▶ **JOB**: The records below must be copied in full; omit the images.

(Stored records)
--- --- ---
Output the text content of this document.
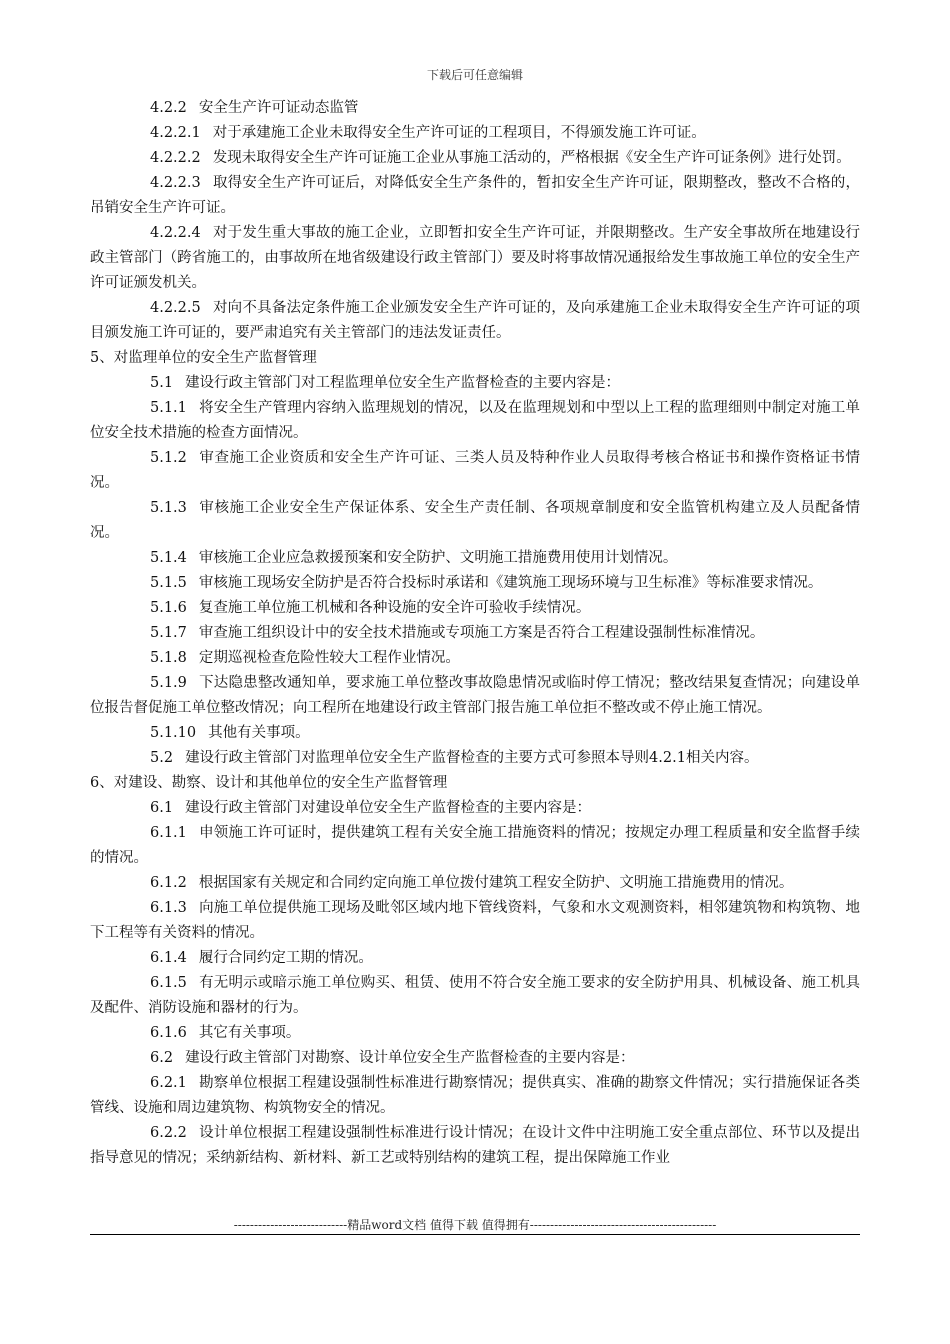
下载后可任意编辑

4.2.2 安全生产许可证动态监管

4.2.2.1 对于承建施工企业未取得安全生产许可证的工程项目，不得颁发施工许可证。

4.2.2.2 发现未取得安全生产许可证施工企业从事施工活动的，严格根据《安全生产许可证条例》进行处罚。

4.2.2.3 取得安全生产许可证后，对降低安全生产条件的，暂扣安全生产许可证，限期整改，整改不合格的，吊销安全生产许可证。

4.2.2.4 对于发生重大事故的施工企业，立即暂扣安全生产许可证，并限期整改。生产安全事故所在地建设行政主管部门（跨省施工的，由事故所在地省级建设行政主管部门）要及时将事故情况通报给发生事故施工单位的安全生产许可证颁发机关。

4.2.2.5 对向不具备法定条件施工企业颁发安全生产许可证的，及向承建施工企业未取得安全生产许可证的项目颁发施工许可证的，要严肃追究有关主管部门的违法发证责任。

5、对监理单位的安全生产监督管理

5.1 建设行政主管部门对工程监理单位安全生产监督检查的主要内容是：

5.1.1 将安全生产管理内容纳入监理规划的情况，以及在监理规划和中型以上工程的监理细则中制定对施工单位安全技术措施的检查方面情况。

5.1.2 审查施工企业资质和安全生产许可证、三类人员及特种作业人员取得考核合格证书和操作资格证书情况。

5.1.3 审核施工企业安全生产保证体系、安全生产责任制、各项规章制度和安全监管机构建立及人员配备情况。

5.1.4 审核施工企业应急救援预案和安全防护、文明施工措施费用使用计划情况。

5.1.5 审核施工现场安全防护是否符合投标时承诺和《建筑施工现场环境与卫生标准》等标准要求情况。

5.1.6 复查施工单位施工机械和各种设施的安全许可验收手续情况。

5.1.7 审查施工组织设计中的安全技术措施或专项施工方案是否符合工程建设强制性标准情况。

5.1.8 定期巡视检查危险性较大工程作业情况。

5.1.9 下达隐患整改通知单，要求施工单位整改事故隐患情况或临时停工情况；整改结果复查情况；向建设单位报告督促施工单位整改情况；向工程所在地建设行政主管部门报告施工单位拒不整改或不停止施工情况。

5.1.10 其他有关事项。

5.2 建设行政主管部门对监理单位安全生产监督检查的主要方式可参照本导则4.2.1相关内容。

6、对建设、勘察、设计和其他单位的安全生产监督管理

6.1 建设行政主管部门对建设单位安全生产监督检查的主要内容是：

6.1.1 申领施工许可证时，提供建筑工程有关安全施工措施资料的情况；按规定办理工程质量和安全监督手续的情况。

6.1.2 根据国家有关规定和合同约定向施工单位拨付建筑工程安全防护、文明施工措施费用的情况。

6.1.3 向施工单位提供施工现场及毗邻区域内地下管线资料，气象和水文观测资料，相邻建筑物和构筑物、地下工程等有关资料的情况。

6.1.4 履行合同约定工期的情况。

6.1.5 有无明示或暗示施工单位购买、租赁、使用不符合安全施工要求的安全防护用具、机械设备、施工机具及配件、消防设施和器材的行为。

6.1.6 其它有关事项。

6.2 建设行政主管部门对勘察、设计单位安全生产监督检查的主要内容是：

6.2.1 勘察单位根据工程建设强制性标准进行勘察情况；提供真实、准确的勘察文件情况；实行措施保证各类管线、设施和周边建筑物、构筑物安全的情况。

6.2.2 设计单位根据工程建设强制性标准进行设计情况；在设计文件中注明施工安全重点部位、环节以及提出指导意见的情况；采纳新结构、新材料、新工艺或特别结构的建筑工程，提出保障施工作业

----------------------------精品word文档 值得下载 值得拥有----------------------------------------------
--- --- ---
▶ **WRITTEN REPLY**:
Output the text content of this document.
下载后可任意编辑

4.2.2 安全生产许可证动态监管

4.2.2.1 对于承建施工企业未取得安全生产许可证的工程项目，不得颁发施工许可证。

4.2.2.2 发现未取得安全生产许可证施工企业从事施工活动的，严格根据《安全生产许可证条例》进行处罚。

4.2.2.3 取得安全生产许可证后，对降低安全生产条件的，暂扣安全生产许可证，限期整改，整改不合格的，吊销安全生产许可证。

4.2.2.4 对于发生重大事故的施工企业，立即暂扣安全生产许可证，并限期整改。生产安全事故所在地建设行政主管部门（跨省施工的，由事故所在地省级建设行政主管部门）要及时将事故情况通报给发生事故施工单位的安全生产许可证颁发机关。

4.2.2.5 对向不具备法定条件施工企业颁发安全生产许可证的，及向承建施工企业未取得安全生产许可证的项目颁发施工许可证的，要严肃追究有关主管部门的违法发证责任。

5、对监理单位的安全生产监督管理

5.1 建设行政主管部门对工程监理单位安全生产监督检查的主要内容是：

5.1.1 将安全生产管理内容纳入监理规划的情况，以及在监理规划和中型以上工程的监理细则中制定对施工单位安全技术措施的检查方面情况。

5.1.2 审查施工企业资质和安全生产许可证、三类人员及特种作业人员取得考核合格证书和操作资格证书情况。

5.1.3 审核施工企业安全生产保证体系、安全生产责任制、各项规章制度和安全监管机构建立及人员配备情况。

5.1.4 审核施工企业应急救援预案和安全防护、文明施工措施费用使用计划情况。

5.1.5 审核施工现场安全防护是否符合投标时承诺和《建筑施工现场环境与卫生标准》等标准要求情况。

5.1.6 复查施工单位施工机械和各种设施的安全许可验收手续情况。

5.1.7 审查施工组织设计中的安全技术措施或专项施工方案是否符合工程建设强制性标准情况。

5.1.8 定期巡视检查危险性较大工程作业情况。

5.1.9 下达隐患整改通知单，要求施工单位整改事故隐患情况或临时停工情况；整改结果复查情况；向建设单位报告督促施工单位整改情况；向工程所在地建设行政主管部门报告施工单位拒不整改或不停止施工情况。

5.1.10 其他有关事项。

5.2 建设行政主管部门对监理单位安全生产监督检查的主要方式可参照本导则4.2.1相关内容。

6、对建设、勘察、设计和其他单位的安全生产监督管理

6.1 建设行政主管部门对建设单位安全生产监督检查的主要内容是：

6.1.1 申领施工许可证时，提供建筑工程有关安全施工措施资料的情况；按规定办理工程质量和安全监督手续的情况。

6.1.2 根据国家有关规定和合同约定向施工单位拨付建筑工程安全防护、文明施工措施费用的情况。

6.1.3 向施工单位提供施工现场及毗邻区域内地下管线资料，气象和水文观测资料，相邻建筑物和构筑物、地下工程等有关资料的情况。

6.1.4 履行合同约定工期的情况。

6.1.5 有无明示或暗示施工单位购买、租赁、使用不符合安全施工要求的安全防护用具、机械设备、施工机具及配件、消防设施和器材的行为。

6.1.6 其它有关事项。

6.2 建设行政主管部门对勘察、设计单位安全生产监督检查的主要内容是：

6.2.1 勘察单位根据工程建设强制性标准进行勘察情况；提供真实、准确的勘察文件情况；实行措施保证各类管线、设施和周边建筑物、构筑物安全的情况。

6.2.2 设计单位根据工程建设强制性标准进行设计情况；在设计文件中注明施工安全重点部位、环节以及提出指导意见的情况；采纳新结构、新材料、新工艺或特别结构的建筑工程，提出保障施工作业

----------------------------精品word文档 值得下载 值得拥有----------------------------------------------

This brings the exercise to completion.